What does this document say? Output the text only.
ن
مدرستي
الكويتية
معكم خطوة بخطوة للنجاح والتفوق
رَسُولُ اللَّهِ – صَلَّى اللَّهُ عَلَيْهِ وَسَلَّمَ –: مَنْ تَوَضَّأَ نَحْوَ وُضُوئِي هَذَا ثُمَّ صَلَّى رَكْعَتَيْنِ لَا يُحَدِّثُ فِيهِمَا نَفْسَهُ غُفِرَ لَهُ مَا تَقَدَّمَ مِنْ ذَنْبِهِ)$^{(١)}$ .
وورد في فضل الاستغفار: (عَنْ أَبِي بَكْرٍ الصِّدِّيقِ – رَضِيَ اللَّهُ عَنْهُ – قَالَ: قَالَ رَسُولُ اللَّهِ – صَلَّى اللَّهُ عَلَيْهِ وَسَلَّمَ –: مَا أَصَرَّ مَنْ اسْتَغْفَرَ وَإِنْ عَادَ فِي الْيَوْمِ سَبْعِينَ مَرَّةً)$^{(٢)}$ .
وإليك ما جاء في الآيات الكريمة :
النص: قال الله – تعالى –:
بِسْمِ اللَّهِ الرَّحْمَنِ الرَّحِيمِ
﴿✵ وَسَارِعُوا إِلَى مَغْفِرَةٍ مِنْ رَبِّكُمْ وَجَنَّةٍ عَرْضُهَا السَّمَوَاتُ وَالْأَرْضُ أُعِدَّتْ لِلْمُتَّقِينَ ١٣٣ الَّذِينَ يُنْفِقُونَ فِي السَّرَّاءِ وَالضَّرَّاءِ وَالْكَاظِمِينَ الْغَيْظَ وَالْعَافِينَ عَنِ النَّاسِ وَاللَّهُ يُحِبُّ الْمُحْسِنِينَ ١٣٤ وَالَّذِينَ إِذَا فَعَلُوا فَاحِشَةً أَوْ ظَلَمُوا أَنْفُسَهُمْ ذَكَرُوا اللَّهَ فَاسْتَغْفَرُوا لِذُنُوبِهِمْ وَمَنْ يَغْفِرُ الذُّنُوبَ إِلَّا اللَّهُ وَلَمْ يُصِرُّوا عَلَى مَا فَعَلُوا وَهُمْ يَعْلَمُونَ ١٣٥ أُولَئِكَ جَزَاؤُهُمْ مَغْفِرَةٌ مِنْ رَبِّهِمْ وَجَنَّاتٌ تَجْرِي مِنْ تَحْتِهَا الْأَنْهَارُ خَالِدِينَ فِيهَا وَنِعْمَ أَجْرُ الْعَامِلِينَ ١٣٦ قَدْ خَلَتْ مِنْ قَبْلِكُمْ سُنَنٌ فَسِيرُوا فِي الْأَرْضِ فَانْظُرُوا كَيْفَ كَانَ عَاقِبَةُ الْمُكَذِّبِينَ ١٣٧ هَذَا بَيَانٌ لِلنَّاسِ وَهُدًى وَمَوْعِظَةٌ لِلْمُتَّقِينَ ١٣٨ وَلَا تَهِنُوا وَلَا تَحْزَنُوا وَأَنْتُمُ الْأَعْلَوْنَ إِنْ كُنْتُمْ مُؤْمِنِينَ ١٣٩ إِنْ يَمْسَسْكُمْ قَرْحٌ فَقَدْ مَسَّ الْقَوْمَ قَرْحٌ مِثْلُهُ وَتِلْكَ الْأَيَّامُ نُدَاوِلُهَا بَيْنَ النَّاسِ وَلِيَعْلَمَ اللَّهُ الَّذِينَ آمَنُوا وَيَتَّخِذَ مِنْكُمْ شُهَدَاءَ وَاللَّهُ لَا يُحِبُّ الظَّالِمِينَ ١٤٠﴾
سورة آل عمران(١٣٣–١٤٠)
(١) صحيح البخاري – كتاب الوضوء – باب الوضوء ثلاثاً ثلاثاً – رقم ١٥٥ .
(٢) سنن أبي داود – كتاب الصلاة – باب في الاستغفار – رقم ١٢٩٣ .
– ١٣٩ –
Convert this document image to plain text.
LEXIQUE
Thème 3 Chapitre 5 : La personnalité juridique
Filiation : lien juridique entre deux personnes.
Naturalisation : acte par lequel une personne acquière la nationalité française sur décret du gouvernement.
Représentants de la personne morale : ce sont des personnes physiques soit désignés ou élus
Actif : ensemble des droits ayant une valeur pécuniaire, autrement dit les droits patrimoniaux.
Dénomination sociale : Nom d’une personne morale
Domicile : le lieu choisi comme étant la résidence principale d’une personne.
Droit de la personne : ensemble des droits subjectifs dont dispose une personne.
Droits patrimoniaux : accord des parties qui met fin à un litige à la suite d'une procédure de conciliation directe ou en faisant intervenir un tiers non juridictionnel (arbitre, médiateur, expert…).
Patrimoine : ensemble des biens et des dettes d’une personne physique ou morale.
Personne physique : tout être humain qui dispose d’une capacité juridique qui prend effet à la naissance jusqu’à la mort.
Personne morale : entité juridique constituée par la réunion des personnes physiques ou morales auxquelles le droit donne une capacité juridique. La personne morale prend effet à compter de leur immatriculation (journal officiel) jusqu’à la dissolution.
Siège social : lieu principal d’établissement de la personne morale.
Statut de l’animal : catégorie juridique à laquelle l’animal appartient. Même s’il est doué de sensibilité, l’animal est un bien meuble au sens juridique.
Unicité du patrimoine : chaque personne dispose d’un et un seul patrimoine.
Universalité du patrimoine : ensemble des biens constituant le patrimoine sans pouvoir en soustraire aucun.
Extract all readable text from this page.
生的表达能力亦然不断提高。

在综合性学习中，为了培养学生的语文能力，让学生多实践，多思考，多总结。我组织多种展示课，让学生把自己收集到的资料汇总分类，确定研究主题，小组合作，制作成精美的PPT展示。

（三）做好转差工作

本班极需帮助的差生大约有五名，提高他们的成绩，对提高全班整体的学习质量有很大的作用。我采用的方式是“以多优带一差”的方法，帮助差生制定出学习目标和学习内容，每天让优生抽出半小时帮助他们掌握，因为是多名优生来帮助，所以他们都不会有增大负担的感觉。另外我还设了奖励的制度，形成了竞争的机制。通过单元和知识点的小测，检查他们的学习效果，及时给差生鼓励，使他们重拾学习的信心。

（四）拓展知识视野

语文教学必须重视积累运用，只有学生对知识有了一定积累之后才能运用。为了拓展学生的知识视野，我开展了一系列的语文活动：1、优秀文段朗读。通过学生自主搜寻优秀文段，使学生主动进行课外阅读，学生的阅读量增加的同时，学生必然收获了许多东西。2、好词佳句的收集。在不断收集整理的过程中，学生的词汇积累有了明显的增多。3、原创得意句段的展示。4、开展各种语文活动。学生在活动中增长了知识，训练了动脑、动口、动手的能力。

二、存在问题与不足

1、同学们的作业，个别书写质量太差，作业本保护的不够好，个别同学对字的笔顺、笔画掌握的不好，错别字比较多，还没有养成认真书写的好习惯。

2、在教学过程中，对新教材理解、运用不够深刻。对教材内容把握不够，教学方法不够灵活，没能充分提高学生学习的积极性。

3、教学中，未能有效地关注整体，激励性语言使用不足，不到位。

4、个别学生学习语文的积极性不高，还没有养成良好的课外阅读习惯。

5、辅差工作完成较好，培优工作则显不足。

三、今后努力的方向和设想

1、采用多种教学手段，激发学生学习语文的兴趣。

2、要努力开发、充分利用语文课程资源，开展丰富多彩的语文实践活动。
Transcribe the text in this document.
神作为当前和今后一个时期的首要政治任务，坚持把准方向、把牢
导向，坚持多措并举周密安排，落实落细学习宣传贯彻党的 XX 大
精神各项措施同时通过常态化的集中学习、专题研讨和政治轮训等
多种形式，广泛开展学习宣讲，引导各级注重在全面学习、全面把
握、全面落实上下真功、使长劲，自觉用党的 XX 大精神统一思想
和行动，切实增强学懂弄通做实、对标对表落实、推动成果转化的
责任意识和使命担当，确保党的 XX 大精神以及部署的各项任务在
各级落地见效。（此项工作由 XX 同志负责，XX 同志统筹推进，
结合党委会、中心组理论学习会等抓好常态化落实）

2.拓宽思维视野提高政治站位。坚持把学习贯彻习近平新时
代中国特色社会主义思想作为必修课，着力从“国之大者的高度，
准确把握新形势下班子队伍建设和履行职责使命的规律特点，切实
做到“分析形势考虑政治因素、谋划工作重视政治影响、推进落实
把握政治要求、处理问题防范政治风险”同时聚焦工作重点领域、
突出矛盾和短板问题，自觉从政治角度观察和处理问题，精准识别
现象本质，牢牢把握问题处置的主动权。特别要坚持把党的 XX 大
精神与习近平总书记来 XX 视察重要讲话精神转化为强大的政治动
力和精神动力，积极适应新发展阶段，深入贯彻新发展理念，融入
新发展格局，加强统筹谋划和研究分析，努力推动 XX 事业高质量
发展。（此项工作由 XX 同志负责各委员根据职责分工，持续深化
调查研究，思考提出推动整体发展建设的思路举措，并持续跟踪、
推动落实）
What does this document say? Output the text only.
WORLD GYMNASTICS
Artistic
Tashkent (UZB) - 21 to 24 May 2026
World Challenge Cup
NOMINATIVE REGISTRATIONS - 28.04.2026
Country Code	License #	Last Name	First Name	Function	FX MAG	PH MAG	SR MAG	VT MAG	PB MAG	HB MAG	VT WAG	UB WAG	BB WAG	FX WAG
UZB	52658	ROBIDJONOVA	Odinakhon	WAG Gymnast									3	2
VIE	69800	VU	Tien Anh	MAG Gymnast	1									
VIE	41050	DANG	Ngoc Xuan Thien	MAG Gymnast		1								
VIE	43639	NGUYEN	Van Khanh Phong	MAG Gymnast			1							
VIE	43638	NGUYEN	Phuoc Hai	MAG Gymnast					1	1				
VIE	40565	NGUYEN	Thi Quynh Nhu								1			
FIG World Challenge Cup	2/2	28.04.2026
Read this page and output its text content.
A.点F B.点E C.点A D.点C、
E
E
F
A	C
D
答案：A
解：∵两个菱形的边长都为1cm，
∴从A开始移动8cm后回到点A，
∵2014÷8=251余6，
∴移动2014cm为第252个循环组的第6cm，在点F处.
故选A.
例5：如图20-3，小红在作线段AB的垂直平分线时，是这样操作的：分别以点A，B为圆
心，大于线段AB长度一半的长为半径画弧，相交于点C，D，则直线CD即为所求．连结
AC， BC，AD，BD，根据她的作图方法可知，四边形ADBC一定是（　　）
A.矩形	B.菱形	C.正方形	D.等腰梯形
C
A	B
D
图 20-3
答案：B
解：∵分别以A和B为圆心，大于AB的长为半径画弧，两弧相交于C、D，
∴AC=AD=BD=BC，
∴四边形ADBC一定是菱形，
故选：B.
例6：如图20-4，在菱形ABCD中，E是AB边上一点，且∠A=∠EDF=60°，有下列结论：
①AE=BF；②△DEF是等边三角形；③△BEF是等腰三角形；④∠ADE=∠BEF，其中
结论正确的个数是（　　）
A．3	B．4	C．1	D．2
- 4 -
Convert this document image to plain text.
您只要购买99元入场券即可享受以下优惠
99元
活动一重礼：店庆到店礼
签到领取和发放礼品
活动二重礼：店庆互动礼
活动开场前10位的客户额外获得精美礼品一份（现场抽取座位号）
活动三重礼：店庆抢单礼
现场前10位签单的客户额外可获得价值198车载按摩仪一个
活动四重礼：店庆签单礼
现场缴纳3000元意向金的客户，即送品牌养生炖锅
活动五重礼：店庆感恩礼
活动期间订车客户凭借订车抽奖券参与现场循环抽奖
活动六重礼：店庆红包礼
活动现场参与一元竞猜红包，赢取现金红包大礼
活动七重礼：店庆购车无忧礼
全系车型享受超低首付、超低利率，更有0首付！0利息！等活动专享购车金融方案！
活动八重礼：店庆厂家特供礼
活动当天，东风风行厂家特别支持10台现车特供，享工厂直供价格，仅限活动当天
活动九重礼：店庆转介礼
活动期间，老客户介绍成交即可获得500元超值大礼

» Objective
Extract every line containing the string "capacité" from the data above.

» Final answer
Personne physique : tout être humain qui dispose d’une capacité juridique qui prend effet à la naissance jusqu’à la mort.
Personne morale : entité juridique constituée par la réunion des personnes physiques ou morales auxquelles le droit donne une capacité juridique. La personne morale prend effet à compter de leur immatriculation (journal officiel) jusqu’à la dissolution.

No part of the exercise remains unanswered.